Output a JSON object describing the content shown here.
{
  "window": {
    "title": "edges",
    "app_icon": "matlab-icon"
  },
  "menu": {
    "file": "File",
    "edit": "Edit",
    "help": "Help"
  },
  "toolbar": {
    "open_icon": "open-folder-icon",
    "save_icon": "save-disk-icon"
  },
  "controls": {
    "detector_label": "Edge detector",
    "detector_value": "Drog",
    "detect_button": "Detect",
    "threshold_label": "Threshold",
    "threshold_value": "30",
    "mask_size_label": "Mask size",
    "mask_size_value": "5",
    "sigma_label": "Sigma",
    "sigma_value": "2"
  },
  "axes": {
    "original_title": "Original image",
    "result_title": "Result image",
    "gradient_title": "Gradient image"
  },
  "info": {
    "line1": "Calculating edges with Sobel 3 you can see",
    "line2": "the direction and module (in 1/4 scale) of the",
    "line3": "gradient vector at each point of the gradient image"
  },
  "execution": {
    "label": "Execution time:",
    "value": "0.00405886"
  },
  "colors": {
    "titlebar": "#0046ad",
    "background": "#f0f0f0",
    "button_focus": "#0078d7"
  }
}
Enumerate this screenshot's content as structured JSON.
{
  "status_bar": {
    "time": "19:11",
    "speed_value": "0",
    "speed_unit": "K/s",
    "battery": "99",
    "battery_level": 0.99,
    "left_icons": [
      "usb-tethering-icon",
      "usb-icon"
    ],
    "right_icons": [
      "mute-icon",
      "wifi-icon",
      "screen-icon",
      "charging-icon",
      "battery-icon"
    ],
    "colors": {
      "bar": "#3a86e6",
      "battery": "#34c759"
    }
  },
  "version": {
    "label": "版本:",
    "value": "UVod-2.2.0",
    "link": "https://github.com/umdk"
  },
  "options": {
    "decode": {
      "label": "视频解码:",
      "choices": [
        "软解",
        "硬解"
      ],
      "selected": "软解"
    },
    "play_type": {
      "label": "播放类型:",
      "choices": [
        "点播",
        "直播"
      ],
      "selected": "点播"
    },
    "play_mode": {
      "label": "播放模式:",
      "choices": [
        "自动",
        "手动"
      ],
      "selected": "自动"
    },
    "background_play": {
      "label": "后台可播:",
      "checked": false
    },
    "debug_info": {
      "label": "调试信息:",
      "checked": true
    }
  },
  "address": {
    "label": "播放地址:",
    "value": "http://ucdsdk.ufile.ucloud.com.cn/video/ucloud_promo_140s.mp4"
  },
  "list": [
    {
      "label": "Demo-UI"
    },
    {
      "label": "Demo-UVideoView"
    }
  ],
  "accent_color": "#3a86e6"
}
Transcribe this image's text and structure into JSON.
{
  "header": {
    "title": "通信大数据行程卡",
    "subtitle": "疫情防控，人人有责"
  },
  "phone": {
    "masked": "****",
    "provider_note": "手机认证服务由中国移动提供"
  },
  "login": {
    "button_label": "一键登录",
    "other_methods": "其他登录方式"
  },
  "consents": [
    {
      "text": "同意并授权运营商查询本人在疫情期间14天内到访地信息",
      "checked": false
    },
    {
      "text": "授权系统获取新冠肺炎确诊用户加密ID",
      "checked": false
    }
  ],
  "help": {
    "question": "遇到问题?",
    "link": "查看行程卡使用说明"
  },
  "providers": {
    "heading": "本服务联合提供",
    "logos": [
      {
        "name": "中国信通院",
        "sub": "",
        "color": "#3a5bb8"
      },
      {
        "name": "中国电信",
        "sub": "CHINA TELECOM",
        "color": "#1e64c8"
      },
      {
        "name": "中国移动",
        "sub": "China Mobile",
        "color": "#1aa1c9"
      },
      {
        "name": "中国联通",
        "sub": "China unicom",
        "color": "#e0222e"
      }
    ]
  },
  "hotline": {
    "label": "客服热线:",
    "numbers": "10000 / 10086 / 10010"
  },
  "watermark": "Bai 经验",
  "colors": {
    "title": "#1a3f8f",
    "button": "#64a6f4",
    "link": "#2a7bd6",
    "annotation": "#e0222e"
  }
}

^^^^^^^^^^^^^^^^

→ Stated goal
Set down all of the entries exactly, please.

→ Finished task
Output a JSON object describing the content shown here.
{
  "window": {
    "title": "edges",
    "app_icon": "matlab-icon"
  },
  "menu": {
    "file": "File",
    "edit": "Edit",
    "help": "Help"
  },
  "toolbar": {
    "open_icon": "open-folder-icon",
    "save_icon": "save-disk-icon"
  },
  "controls": {
    "detector_label": "Edge detector",
    "detector_value": "Drog",
    "detect_button": "Detect",
    "threshold_label": "Threshold",
    "threshold_value": "30",
    "mask_size_label": "Mask size",
    "mask_size_value": "5",
    "sigma_label": "Sigma",
    "sigma_value": "2"
  },
  "axes": {
    "original_title": "Original image",
    "result_title": "Result image",
    "gradient_title": "Gradient image"
  },
  "info": {
    "line1": "Calculating edges with Sobel 3 you can see",
    "line2": "the direction and module (in 1/4 scale) of the",
    "line3": "gradient vector at each point of the gradient image"
  },
  "execution": {
    "label": "Execution time:",
    "value": "0.00405886"
  },
  "colors": {
    "titlebar": "#0046ad",
    "background": "#f0f0f0",
    "button_focus": "#0078d7"
  }
}
Enumerate this screenshot's content as structured JSON.
{
  "status_bar": {
    "time": "19:11",
    "speed_value": "0",
    "speed_unit": "K/s",
    "battery": "99",
    "battery_level": 0.99,
    "left_icons": [
      "usb-tethering-icon",
      "usb-icon"
    ],
    "right_icons": [
      "mute-icon",
      "wifi-icon",
      "screen-icon",
      "charging-icon",
      "battery-icon"
    ],
    "colors": {
      "bar": "#3a86e6",
      "battery": "#34c759"
    }
  },
  "version": {
    "label": "版本:",
    "value": "UVod-2.2.0",
    "link": "https://github.com/umdk"
  },
  "options": {
    "decode": {
      "label": "视频解码:",
      "choices": [
        "软解",
        "硬解"
      ],
      "selected": "软解"
    },
    "play_type": {
      "label": "播放类型:",
      "choices": [
        "点播",
        "直播"
      ],
      "selected": "点播"
    },
    "play_mode": {
      "label": "播放模式:",
      "choices": [
        "自动",
        "手动"
      ],
      "selected": "自动"
    },
    "background_play": {
      "label": "后台可播:",
      "checked": false
    },
    "debug_info": {
      "label": "调试信息:",
      "checked": true
    }
  },
  "address": {
    "label": "播放地址:",
    "value": "http://ucdsdk.ufile.ucloud.com.cn/video/ucloud_promo_140s.mp4"
  },
  "list": [
    {
      "label": "Demo-UI"
    },
    {
      "label": "Demo-UVideoView"
    }
  ],
  "accent_color": "#3a86e6"
}
Transcribe this image's text and structure into JSON.
{
  "header": {
    "title": "通信大数据行程卡",
    "subtitle": "疫情防控，人人有责"
  },
  "phone": {
    "masked": "****",
    "provider_note": "手机认证服务由中国移动提供"
  },
  "login": {
    "button_label": "一键登录",
    "other_methods": "其他登录方式"
  },
  "consents": [
    {
      "text": "同意并授权运营商查询本人在疫情期间14天内到访地信息",
      "checked": false
    },
    {
      "text": "授权系统获取新冠肺炎确诊用户加密ID",
      "checked": false
    }
  ],
  "help": {
    "question": "遇到问题?",
    "link": "查看行程卡使用说明"
  },
  "providers": {
    "heading": "本服务联合提供",
    "logos": [
      {
        "name": "中国信通院",
        "sub": "",
        "color": "#3a5bb8"
      },
      {
        "name": "中国电信",
        "sub": "CHINA TELECOM",
        "color": "#1e64c8"
      },
      {
        "name": "中国移动",
        "sub": "China Mobile",
        "color": "#1aa1c9"
      },
      {
        "name": "中国联通",
        "sub": "China unicom",
        "color": "#e0222e"
      }
    ]
  },
  "hotline": {
    "label": "客服热线:",
    "numbers": "10000 / 10086 / 10010"
  },
  "watermark": "Bai 经验",
  "colors": {
    "title": "#1a3f8f",
    "button": "#64a6f4",
    "link": "#2a7bd6",
    "annotation": "#e0222e"
  }
}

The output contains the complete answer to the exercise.